[Data listing]
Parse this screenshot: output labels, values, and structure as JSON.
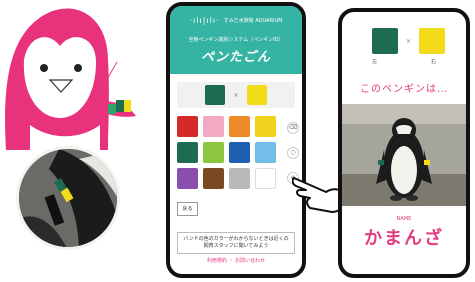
{
  "phone1": {
    "brand_mark": "·ılı|ılı·",
    "brand_text": "すみだ水族館 AQUARIUM",
    "subtitle": "全館ペンギン識別システム（ペンギンID）",
    "logo": "ペンたごん",
    "times": "×",
    "selected": [
      "#1d6b52",
      "#f2dc1a"
    ],
    "palette": [
      "#d42a2a",
      "#f3a8c3",
      "#ee8a2a",
      "#f0d21c",
      "#1d6b52",
      "#8cc63f",
      "#1f5fb0",
      "#73bde9",
      "#8a4fae",
      "#7a4a22",
      "#b9b9b9",
      "#ffffff"
    ],
    "side_buttons": [
      "⌫",
      "○",
      "≡"
    ],
    "back_label": "戻る",
    "note": "バンドの色のカラーがわからないときは近くの飼育スタッフに聞いてみよう",
    "footer": "利用規約  ・  お問い合わせ"
  },
  "phone2": {
    "swatches": [
      "#1d6b52",
      "#f2dc1a"
    ],
    "times": "×",
    "label_left": "左",
    "label_right": "右",
    "title": "このペンギンは…",
    "small_label": "NAME",
    "name": "かまんざ"
  },
  "colors": {
    "accent_pink": "#e33c7f",
    "header_teal": "#35b3a3"
  }
}
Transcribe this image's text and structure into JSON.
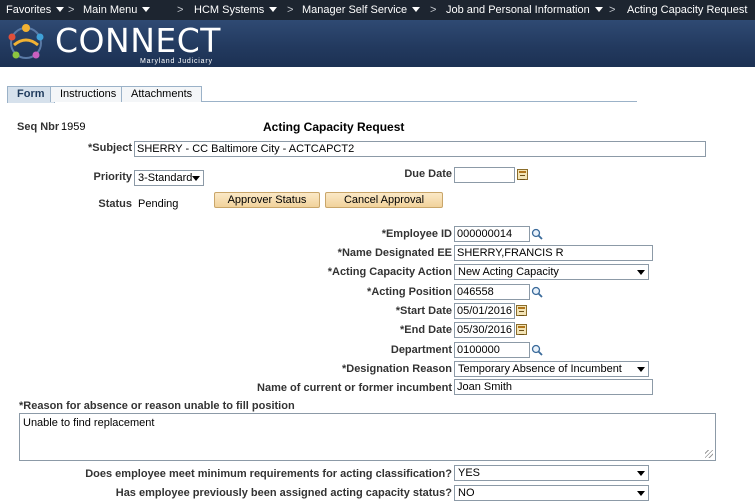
{
  "nav": {
    "items": [
      {
        "label": "Favorites"
      },
      {
        "label": "Main Menu"
      },
      {
        "label": "HCM Systems"
      },
      {
        "label": "Manager Self Service"
      },
      {
        "label": "Job and Personal Information"
      },
      {
        "label": "Acting Capacity Request"
      }
    ],
    "separator": ">"
  },
  "banner": {
    "logo_text": "CONNECT",
    "logo_sub": "Maryland Judiciary"
  },
  "tabs": [
    {
      "label": "Form",
      "active": true
    },
    {
      "label": "Instructions",
      "active": false
    },
    {
      "label": "Attachments",
      "active": false
    }
  ],
  "form": {
    "seq_label": "Seq Nbr",
    "seq_value": "1959",
    "page_title": "Acting Capacity Request",
    "subject_label": "*Subject",
    "subject_value": "SHERRY - CC Baltimore City - ACTCAPCT2",
    "priority_label": "Priority",
    "priority_value": "3-Standard",
    "due_date_label": "Due Date",
    "due_date_value": "",
    "status_label": "Status",
    "status_value": "Pending",
    "approver_status_button": "Approver Status",
    "cancel_approval_button": "Cancel Approval",
    "employee_id_label": "*Employee ID",
    "employee_id_value": "000000014",
    "name_designated_label": "*Name Designated EE",
    "name_designated_value": "SHERRY,FRANCIS R",
    "acting_action_label": "*Acting Capacity Action",
    "acting_action_value": "New Acting Capacity",
    "acting_position_label": "*Acting Position",
    "acting_position_value": "046558",
    "start_date_label": "*Start Date",
    "start_date_value": "05/01/2016",
    "end_date_label": "*End Date",
    "end_date_value": "05/30/2016",
    "department_label": "Department",
    "department_value": "0100000",
    "designation_reason_label": "*Designation Reason",
    "designation_reason_value": "Temporary Absence of Incumbent",
    "incumbent_label": "Name of current or former incumbent",
    "incumbent_value": "Joan Smith",
    "reason_absence_label": "*Reason for absence or reason unable to fill position",
    "reason_absence_value": "Unable to find replacement",
    "min_req_label": "Does employee meet minimum requirements for acting classification?",
    "min_req_value": "YES",
    "prev_assigned_label": "Has employee previously been assigned acting capacity status?",
    "prev_assigned_value": "NO"
  },
  "colors": {
    "nav_bg": "#1d2530",
    "banner_bg": "#22395e",
    "button_bg": "#f1d29b",
    "tab_active_bg": "#d6e1ec"
  }
}
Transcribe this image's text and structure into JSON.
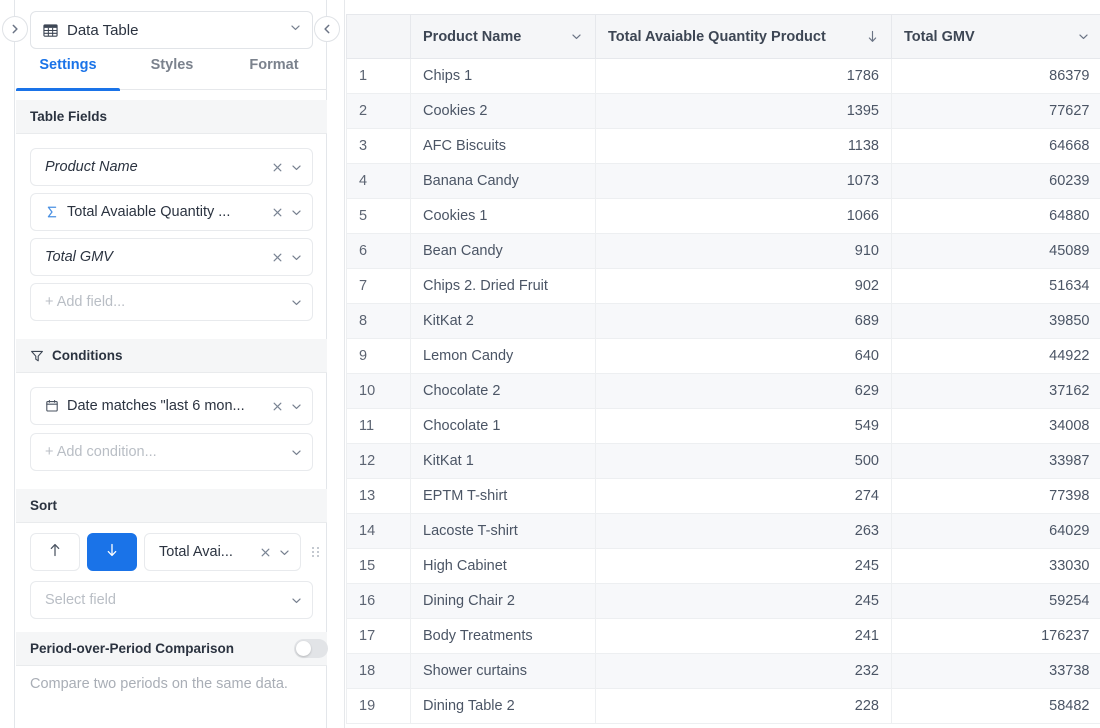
{
  "panel": {
    "collapse_left_icon": "chevron-right-icon",
    "collapse_right_icon": "chevron-left-icon",
    "selector": {
      "icon": "table-grid-icon",
      "label": "Data Table",
      "chevron": "chevron-down-icon"
    },
    "tabs": [
      {
        "label": "Settings",
        "active": true
      },
      {
        "label": "Styles",
        "active": false
      },
      {
        "label": "Format",
        "active": false
      }
    ],
    "sections": {
      "table_fields": {
        "title": "Table Fields",
        "icon": null,
        "fields": [
          {
            "label": "Product Name",
            "italic": true,
            "icon": null,
            "removable": true
          },
          {
            "label": "Total Avaiable Quantity ...",
            "italic": false,
            "icon": "sigma-icon",
            "removable": true
          },
          {
            "label": "Total GMV",
            "italic": true,
            "icon": null,
            "removable": true
          }
        ],
        "add_placeholder": "+ Add field..."
      },
      "conditions": {
        "title": "Conditions",
        "icon": "filter-icon",
        "items": [
          {
            "label": "Date matches \"last 6 mon...",
            "icon": "calendar-icon",
            "removable": true
          }
        ],
        "add_placeholder": "+ Add condition..."
      },
      "sort": {
        "title": "Sort",
        "asc_icon": "arrow-up-icon",
        "desc_icon": "arrow-down-icon",
        "active_direction": "desc",
        "field_label": "Total Avai...",
        "drag_icon": "drag-handle-icon",
        "select_placeholder": "Select field"
      },
      "period_comparison": {
        "title": "Period-over-Period Comparison",
        "toggle_on": false,
        "hint": "Compare two periods on the same data."
      }
    }
  },
  "colors": {
    "accent": "#1a73e8",
    "sigma": "#4a90e2",
    "header_bg": "#f5f6f8",
    "row_alt_bg": "#f7f8fa",
    "text": "#2b3340",
    "muted": "#b9bec5"
  },
  "table": {
    "columns": [
      {
        "key": "idx",
        "label": "",
        "icon": null,
        "align": "left"
      },
      {
        "key": "name",
        "label": "Product Name",
        "icon": "chevron-down-icon",
        "align": "left"
      },
      {
        "key": "qty",
        "label": "Total Avaiable Quantity Product",
        "icon": "arrow-down-icon",
        "align": "left"
      },
      {
        "key": "gmv",
        "label": "Total GMV",
        "icon": "chevron-down-icon",
        "align": "left"
      }
    ],
    "rows": [
      {
        "idx": "1",
        "name": "Chips 1",
        "qty": "1786",
        "gmv": "86379"
      },
      {
        "idx": "2",
        "name": "Cookies 2",
        "qty": "1395",
        "gmv": "77627"
      },
      {
        "idx": "3",
        "name": "AFC Biscuits",
        "qty": "1138",
        "gmv": "64668"
      },
      {
        "idx": "4",
        "name": "Banana Candy",
        "qty": "1073",
        "gmv": "60239"
      },
      {
        "idx": "5",
        "name": "Cookies 1",
        "qty": "1066",
        "gmv": "64880"
      },
      {
        "idx": "6",
        "name": "Bean Candy",
        "qty": "910",
        "gmv": "45089"
      },
      {
        "idx": "7",
        "name": "Chips 2. Dried Fruit",
        "qty": "902",
        "gmv": "51634"
      },
      {
        "idx": "8",
        "name": "KitKat 2",
        "qty": "689",
        "gmv": "39850"
      },
      {
        "idx": "9",
        "name": "Lemon Candy",
        "qty": "640",
        "gmv": "44922"
      },
      {
        "idx": "10",
        "name": "Chocolate 2",
        "qty": "629",
        "gmv": "37162"
      },
      {
        "idx": "11",
        "name": "Chocolate 1",
        "qty": "549",
        "gmv": "34008"
      },
      {
        "idx": "12",
        "name": "KitKat 1",
        "qty": "500",
        "gmv": "33987"
      },
      {
        "idx": "13",
        "name": "EPTM T-shirt",
        "qty": "274",
        "gmv": "77398"
      },
      {
        "idx": "14",
        "name": "Lacoste T-shirt",
        "qty": "263",
        "gmv": "64029"
      },
      {
        "idx": "15",
        "name": "High Cabinet",
        "qty": "245",
        "gmv": "33030"
      },
      {
        "idx": "16",
        "name": "Dining Chair 2",
        "qty": "245",
        "gmv": "59254"
      },
      {
        "idx": "17",
        "name": "Body Treatments",
        "qty": "241",
        "gmv": "176237"
      },
      {
        "idx": "18",
        "name": "Shower curtains",
        "qty": "232",
        "gmv": "33738"
      },
      {
        "idx": "19",
        "name": "Dining Table 2",
        "qty": "228",
        "gmv": "58482"
      }
    ]
  }
}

__Given problem__.
Read through the lines above and collect those that contain the string "shirt".

__Correct response__.
        "name": "EPTM T-shirt",
        "name": "Lacoste T-shirt",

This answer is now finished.